### [Problem to work on]
For the listing below, give the count of lines containing "till", and no other text.

### [Listed entries]
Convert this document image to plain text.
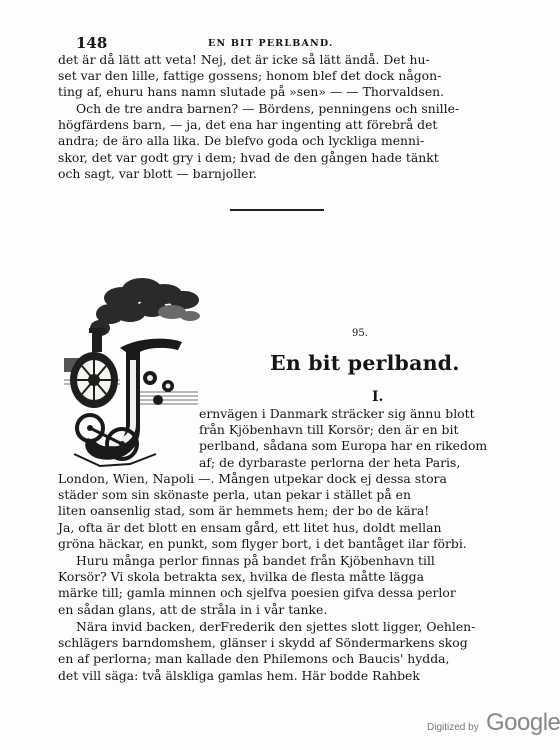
148	EN BIT PERLBAND.

det är då lätt att veta! Nej, det är icke så lätt ändå. Det hu-
set var den lille, fattige gossens; honom blef det dock någon-
ting af, ehuru hans namn slutade på »sen» — — Thorvaldsen.

Och de tre andra barnen? — Bördens, penningens och snille-
högfärdens barn, — ja, det ena har ingenting att förebrå det
andra; de äro alla lika. De blefvo goda och lyckliga menni-
skor, det var godt gry i dem; hvad de den gången hade tänkt
och sagt, var blott — barnjoller.

95.
En bit perlband.
I.

ernvägen i Danmark sträcker sig ännu blott
från Kjöbenhavn till Korsör; den är en bit
perlband, sådana som Europa har en rikedom
af; de dyrbaraste perlorna der heta Paris,

London, Wien, Napoli —. Mången utpekar dock ej dessa stora
städer som sin skönaste perla, utan pekar i stället på en
liten oansenlig stad, som är hemmets hem; der bo de kära!
Ja, ofta är det blott en ensam gård, ett litet hus, doldt mellan
gröna häckar, en punkt, som flyger bort, i det bantåget ilar förbi.

Huru många perlor finnas på bandet från Kjöbenhavn till
Korsör? Vi skola betrakta sex, hvilka de flesta måtte lägga
märke till; gamla minnen och sjelfva poesien gifva dessa perlor
en sådan glans, att de stråla in i vår tanke.

Nära invid backen, derFrederik den sjettes slott ligger, Oehlen-
schlägers barndomshem, glänser i skydd af Söndermarkens skog
en af perlorna; man kallade den Philemons och Baucis' hydda,
det vill säga: två älskliga gamlas hem. Här bodde Rahbek

Digitized by Google
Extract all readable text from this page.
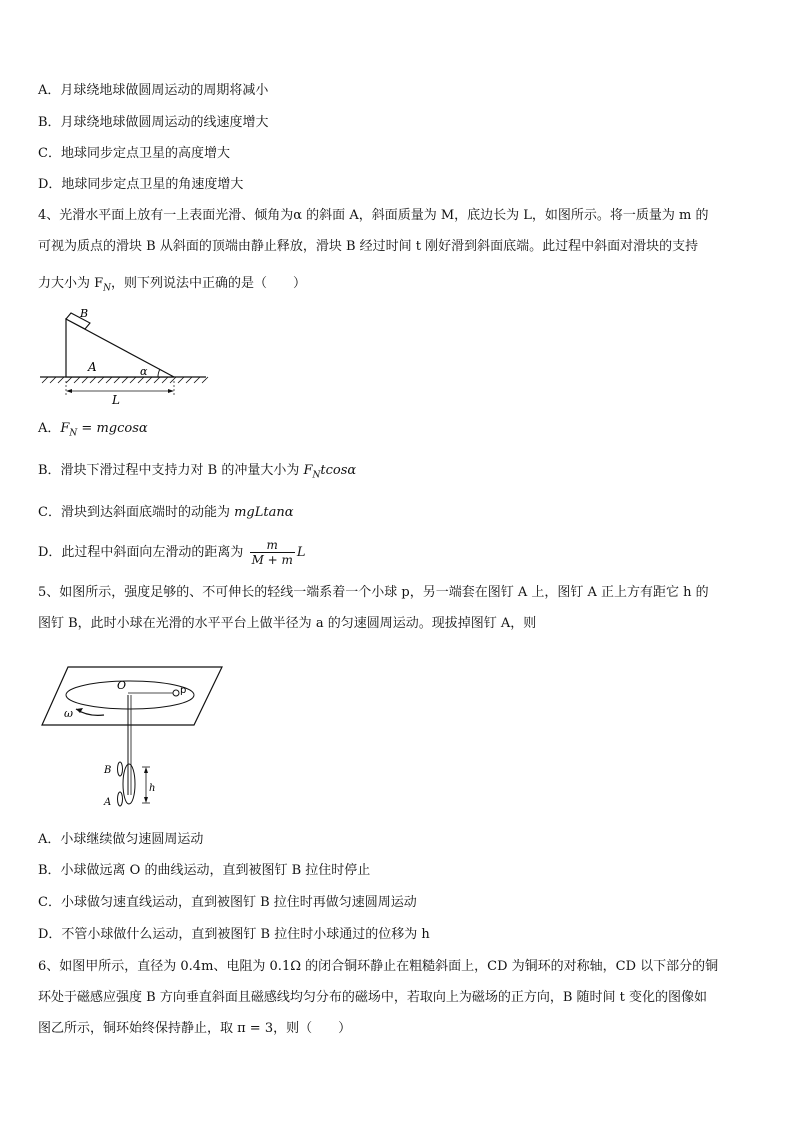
A．月球绕地球做圆周运动的周期将减小
B．月球绕地球做圆周运动的线速度增大
C．地球同步定点卫星的高度增大
D．地球同步定点卫星的角速度增大
4、光滑水平面上放有一上表面光滑、倾角为α 的斜面 A，斜面质量为 M，底边长为 L，如图所示。将一质量为 m 的
可视为质点的滑块 B 从斜面的顶端由静止释放，滑块 B 经过时间 t 刚好滑到斜面底端。此过程中斜面对滑块的支持
力大小为 $F_N$，则下列说法中正确的是（　　）
B
A	α
L
A．$F_N = mgcos\alpha$
B．滑块下滑过程中支持力对 B 的冲量大小为 $F_Ntcos\alpha$
C．滑块到达斜面底端时的动能为 mgLtanα
D．此过程中斜面向左滑动的距离为 $\frac{m}{M + m}$ L
5、如图所示，强度足够的、不可伸长的轻线一端系着一个小球 p，另一端套在图钉 A 上，图钉 A 正上方有距它 h 的
图钉 B，此时小球在光滑的水平平台上做半径为 a 的匀速圆周运动。现拔掉图钉 A，则
O	p
ω
B
A
h
A．小球继续做匀速圆周运动
B．小球做远离 O 的曲线运动，直到被图钉 B 拉住时停止
C．小球做匀速直线运动，直到被图钉 B 拉住时再做匀速圆周运动
D．不管小球做什么运动，直到被图钉 B 拉住时小球通过的位移为 h
6、如图甲所示，直径为 0.4m、电阻为 0.1Ω 的闭合铜环静止在粗糙斜面上，CD 为铜环的对称轴，CD 以下部分的铜
环处于磁感应强度 B 方向垂直斜面且磁感线均匀分布的磁场中，若取向上为磁场的正方向，B 随时间 t 变化的图像如
图乙所示，铜环始终保持静止，取 π = 3，则（　　）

### [The reply]
3